_Instructions for the task_
What lines of the data hold the string "Diana"? Pull each one out.

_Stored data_
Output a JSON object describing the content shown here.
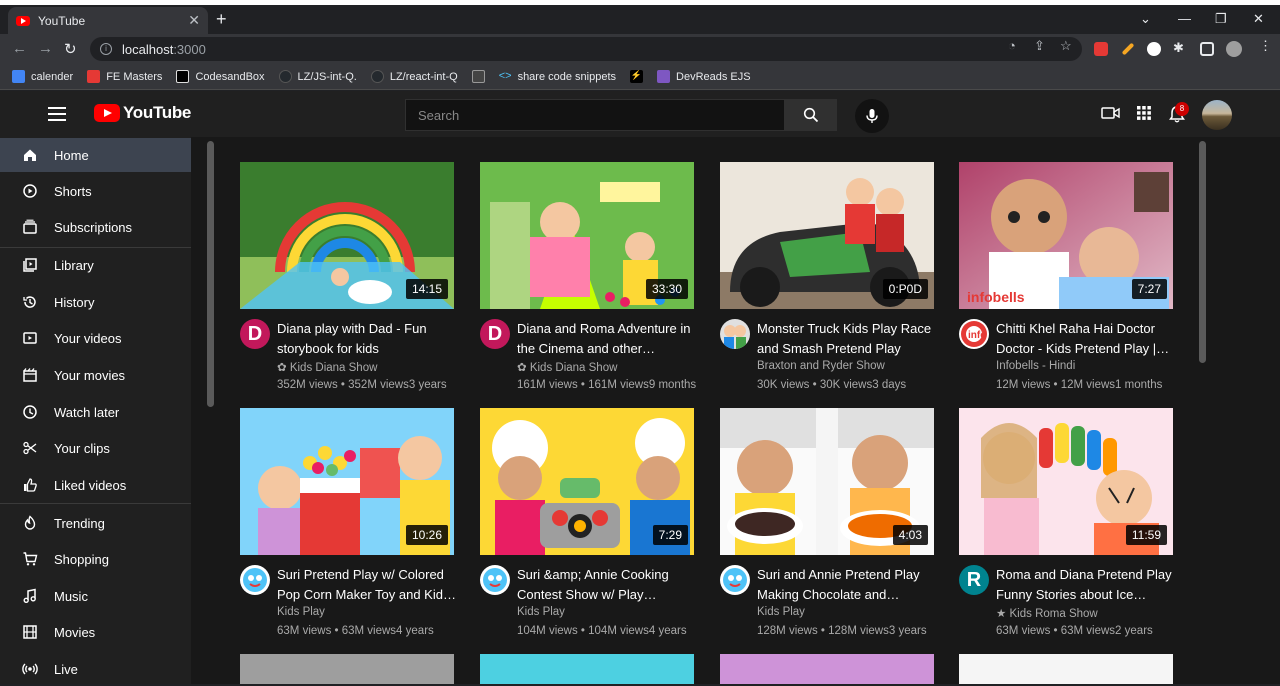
{
  "browser": {
    "tab_title": "YouTube",
    "address_host": "localhost",
    "address_port": ":3000",
    "bookmarks": [
      {
        "label": "calender",
        "color": "#4285f4"
      },
      {
        "label": "FE Masters",
        "color": "#e53935"
      },
      {
        "label": "CodesandBox",
        "color": "#000000"
      },
      {
        "label": "LZ/JS-int-Q.",
        "color": "#24292e"
      },
      {
        "label": "LZ/react-int-Q",
        "color": "#24292e"
      },
      {
        "label": "",
        "color": "#444444"
      },
      {
        "label": "share code snippets",
        "color": "#1e88e5"
      },
      {
        "label": "",
        "color": "#000000"
      },
      {
        "label": "DevReads EJS",
        "color": "#7e57c2"
      }
    ]
  },
  "header": {
    "logo_text": "YouTube",
    "search_placeholder": "Search",
    "notification_count": "8"
  },
  "sidebar": {
    "items": [
      {
        "label": "Home",
        "icon": "home-icon"
      },
      {
        "label": "Shorts",
        "icon": "shorts-icon"
      },
      {
        "label": "Subscriptions",
        "icon": "subscriptions-icon"
      },
      {
        "label": "Library",
        "icon": "library-icon"
      },
      {
        "label": "History",
        "icon": "history-icon"
      },
      {
        "label": "Your videos",
        "icon": "your-videos-icon"
      },
      {
        "label": "Your movies",
        "icon": "your-movies-icon"
      },
      {
        "label": "Watch later",
        "icon": "watch-later-icon"
      },
      {
        "label": "Your clips",
        "icon": "clips-icon"
      },
      {
        "label": "Liked videos",
        "icon": "like-icon"
      },
      {
        "label": "Trending",
        "icon": "trending-icon"
      },
      {
        "label": "Shopping",
        "icon": "shopping-icon"
      },
      {
        "label": "Music",
        "icon": "music-icon"
      },
      {
        "label": "Movies",
        "icon": "movies-icon"
      },
      {
        "label": "Live",
        "icon": "live-icon"
      }
    ]
  },
  "videos": [
    {
      "title": "Diana play with Dad - Fun storybook for kids",
      "channel": "✿ Kids Diana Show",
      "views": "352M views • 352M views3 years",
      "duration": "14:15",
      "avatar": "D",
      "avatar_color": "#c2185b"
    },
    {
      "title": "Diana and Roma Adventure in the Cinema and other…",
      "channel": "✿ Kids Diana Show",
      "views": "161M views • 161M views9 months",
      "duration": "33:30",
      "avatar": "D",
      "avatar_color": "#c2185b"
    },
    {
      "title": "Monster Truck Kids Play Race and Smash Pretend Play",
      "channel": "Braxton and Ryder Show",
      "views": "30K views • 30K views3 days",
      "duration": "0:P0D",
      "avatar": "",
      "avatar_color": "#e0e0e0"
    },
    {
      "title": "Chitti Khel Raha Hai Doctor Doctor - Kids Pretend Play |…",
      "channel": "Infobells - Hindi",
      "views": "12M views • 12M views1 months",
      "duration": "7:27",
      "avatar": "",
      "avatar_color": "#ffffff"
    },
    {
      "title": "Suri Pretend Play w/ Colored Pop Corn Maker Toy and Kid…",
      "channel": "Kids Play",
      "views": "63M views • 63M views4 years",
      "duration": "10:26",
      "avatar": "",
      "avatar_color": "#ffffff"
    },
    {
      "title": "Suri &amp; Annie Cooking Contest Show w/ Play…",
      "channel": "Kids Play",
      "views": "104M views • 104M views4 years",
      "duration": "7:29",
      "avatar": "",
      "avatar_color": "#ffffff"
    },
    {
      "title": "Suri and Annie Pretend Play Making Chocolate and…",
      "channel": "Kids Play",
      "views": "128M views • 128M views3 years",
      "duration": "4:03",
      "avatar": "",
      "avatar_color": "#ffffff"
    },
    {
      "title": "Roma and Diana Pretend Play Funny Stories about Ice…",
      "channel": "★ Kids Roma Show",
      "views": "63M views • 63M views2 years",
      "duration": "11:59",
      "avatar": "R",
      "avatar_color": "#00838f"
    }
  ]
}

_Response_
      "title": "Diana play with Dad - Fun storybook for kids",
      "channel": "✿ Kids Diana Show",
      "title": "Diana and Roma Adventure in the Cinema and other…",
      "channel": "✿ Kids Diana Show",
      "title": "Roma and Diana Pretend Play Funny Stories about Ice…",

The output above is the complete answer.